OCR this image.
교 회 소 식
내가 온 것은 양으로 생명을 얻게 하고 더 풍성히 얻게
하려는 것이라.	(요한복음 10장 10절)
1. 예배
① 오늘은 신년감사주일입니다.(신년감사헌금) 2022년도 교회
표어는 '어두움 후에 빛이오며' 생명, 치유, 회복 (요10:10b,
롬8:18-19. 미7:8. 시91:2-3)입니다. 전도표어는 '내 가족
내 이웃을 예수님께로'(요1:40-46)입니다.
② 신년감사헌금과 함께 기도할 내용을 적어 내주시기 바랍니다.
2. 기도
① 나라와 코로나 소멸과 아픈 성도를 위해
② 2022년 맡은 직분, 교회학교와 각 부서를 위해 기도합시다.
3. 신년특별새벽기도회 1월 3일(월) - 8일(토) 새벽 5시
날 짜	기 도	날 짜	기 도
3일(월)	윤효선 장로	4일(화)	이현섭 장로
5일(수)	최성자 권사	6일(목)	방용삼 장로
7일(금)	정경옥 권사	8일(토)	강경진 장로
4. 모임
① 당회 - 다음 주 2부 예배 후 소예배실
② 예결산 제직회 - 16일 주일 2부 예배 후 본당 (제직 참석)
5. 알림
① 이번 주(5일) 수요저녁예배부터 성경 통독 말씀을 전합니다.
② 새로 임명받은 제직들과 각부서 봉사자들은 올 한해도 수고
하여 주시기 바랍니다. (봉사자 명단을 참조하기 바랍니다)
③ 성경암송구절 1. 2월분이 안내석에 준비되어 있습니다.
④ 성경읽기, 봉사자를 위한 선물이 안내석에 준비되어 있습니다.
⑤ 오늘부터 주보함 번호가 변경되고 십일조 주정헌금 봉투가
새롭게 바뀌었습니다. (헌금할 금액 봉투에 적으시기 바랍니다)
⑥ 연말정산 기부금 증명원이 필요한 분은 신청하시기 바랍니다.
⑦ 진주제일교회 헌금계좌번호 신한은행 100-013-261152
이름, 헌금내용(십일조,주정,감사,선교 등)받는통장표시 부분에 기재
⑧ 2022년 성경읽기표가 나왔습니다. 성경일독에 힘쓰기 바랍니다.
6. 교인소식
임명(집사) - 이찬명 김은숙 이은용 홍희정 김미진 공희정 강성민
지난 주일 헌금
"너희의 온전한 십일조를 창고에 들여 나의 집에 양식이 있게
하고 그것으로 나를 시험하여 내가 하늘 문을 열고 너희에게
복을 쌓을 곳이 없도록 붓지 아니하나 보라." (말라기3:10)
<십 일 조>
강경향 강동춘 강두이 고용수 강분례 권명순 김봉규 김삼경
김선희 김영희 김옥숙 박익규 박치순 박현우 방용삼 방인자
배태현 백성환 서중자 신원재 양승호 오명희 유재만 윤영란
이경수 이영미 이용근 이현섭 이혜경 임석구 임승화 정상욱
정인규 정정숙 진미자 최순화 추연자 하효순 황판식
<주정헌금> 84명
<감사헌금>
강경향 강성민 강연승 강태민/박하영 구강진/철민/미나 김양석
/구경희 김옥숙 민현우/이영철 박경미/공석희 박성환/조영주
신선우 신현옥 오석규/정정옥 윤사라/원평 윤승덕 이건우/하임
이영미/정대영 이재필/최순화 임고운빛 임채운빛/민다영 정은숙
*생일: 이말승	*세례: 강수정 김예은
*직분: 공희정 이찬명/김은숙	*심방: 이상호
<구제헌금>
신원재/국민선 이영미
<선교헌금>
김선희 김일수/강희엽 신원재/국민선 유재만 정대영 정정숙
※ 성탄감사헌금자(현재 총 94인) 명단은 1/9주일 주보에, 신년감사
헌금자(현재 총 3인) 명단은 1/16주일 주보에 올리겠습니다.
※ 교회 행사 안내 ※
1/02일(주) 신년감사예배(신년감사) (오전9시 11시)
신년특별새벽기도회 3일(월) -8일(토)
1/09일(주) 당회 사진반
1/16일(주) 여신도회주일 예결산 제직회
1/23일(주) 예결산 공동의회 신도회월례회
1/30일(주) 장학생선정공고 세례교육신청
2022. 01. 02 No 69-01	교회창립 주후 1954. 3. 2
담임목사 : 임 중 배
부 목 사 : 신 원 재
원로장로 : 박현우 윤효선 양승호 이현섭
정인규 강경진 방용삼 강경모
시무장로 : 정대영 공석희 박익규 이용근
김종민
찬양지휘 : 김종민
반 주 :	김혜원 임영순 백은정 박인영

|---|

■ **WHAT THIS TASK INVOLVES**
Identify all lines in the records above with the word "바랍니다".

■ **FINISHED ANSWER**
② 신년감사헌금과 함께 기도할 내용을 적어 내주시기 바랍니다.
하여 주시기 바랍니다. (봉사자 명단을 참조하기 바랍니다)
새롭게 바뀌었습니다. (헌금할 금액 봉투에 적으시기 바랍니다)
⑥ 연말정산 기부금 증명원이 필요한 분은 신청하시기 바랍니다.
⑧ 2022년 성경읽기표가 나왔습니다. 성경일독에 힘쓰기 바랍니다.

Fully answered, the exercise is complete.